▶ SUPPLIED MATERIAL:
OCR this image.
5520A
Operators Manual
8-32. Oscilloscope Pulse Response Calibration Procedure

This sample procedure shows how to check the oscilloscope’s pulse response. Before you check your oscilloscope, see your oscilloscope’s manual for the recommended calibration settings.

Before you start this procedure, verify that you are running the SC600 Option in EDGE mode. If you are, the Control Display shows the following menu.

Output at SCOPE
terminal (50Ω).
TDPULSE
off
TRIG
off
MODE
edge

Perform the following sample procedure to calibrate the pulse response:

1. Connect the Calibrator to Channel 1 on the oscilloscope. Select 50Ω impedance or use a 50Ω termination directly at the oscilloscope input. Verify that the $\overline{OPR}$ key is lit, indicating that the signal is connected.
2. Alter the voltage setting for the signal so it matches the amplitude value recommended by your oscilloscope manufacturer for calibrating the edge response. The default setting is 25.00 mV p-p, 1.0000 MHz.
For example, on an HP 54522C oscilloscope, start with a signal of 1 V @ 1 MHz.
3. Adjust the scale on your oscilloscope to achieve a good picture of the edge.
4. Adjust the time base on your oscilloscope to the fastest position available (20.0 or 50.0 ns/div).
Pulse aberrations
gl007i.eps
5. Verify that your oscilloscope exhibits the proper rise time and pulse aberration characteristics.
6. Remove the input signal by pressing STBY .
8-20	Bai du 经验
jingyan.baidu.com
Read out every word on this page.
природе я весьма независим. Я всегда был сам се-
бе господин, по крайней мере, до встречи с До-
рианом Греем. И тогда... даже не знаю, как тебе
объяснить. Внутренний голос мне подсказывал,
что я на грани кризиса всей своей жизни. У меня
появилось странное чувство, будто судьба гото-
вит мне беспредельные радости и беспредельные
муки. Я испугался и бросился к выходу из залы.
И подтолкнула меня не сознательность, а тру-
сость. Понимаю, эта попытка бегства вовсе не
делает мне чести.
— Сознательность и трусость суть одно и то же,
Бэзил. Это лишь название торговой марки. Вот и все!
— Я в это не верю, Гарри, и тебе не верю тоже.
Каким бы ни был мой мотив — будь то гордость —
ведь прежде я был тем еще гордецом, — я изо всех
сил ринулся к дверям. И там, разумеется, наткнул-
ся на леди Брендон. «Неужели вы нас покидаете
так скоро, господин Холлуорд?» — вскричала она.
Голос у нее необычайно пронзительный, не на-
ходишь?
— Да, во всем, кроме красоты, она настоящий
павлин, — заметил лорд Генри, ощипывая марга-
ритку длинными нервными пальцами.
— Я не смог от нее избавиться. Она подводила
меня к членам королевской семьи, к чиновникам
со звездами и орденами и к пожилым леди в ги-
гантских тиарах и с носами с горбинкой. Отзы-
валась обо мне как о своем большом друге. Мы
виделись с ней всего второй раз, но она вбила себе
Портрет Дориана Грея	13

▶ WHAT THIS TASK INVOLVES:
Report the number of lines in the listing that include the string "input"; give nothing but the number.

▶ FULL SOLUTION:
2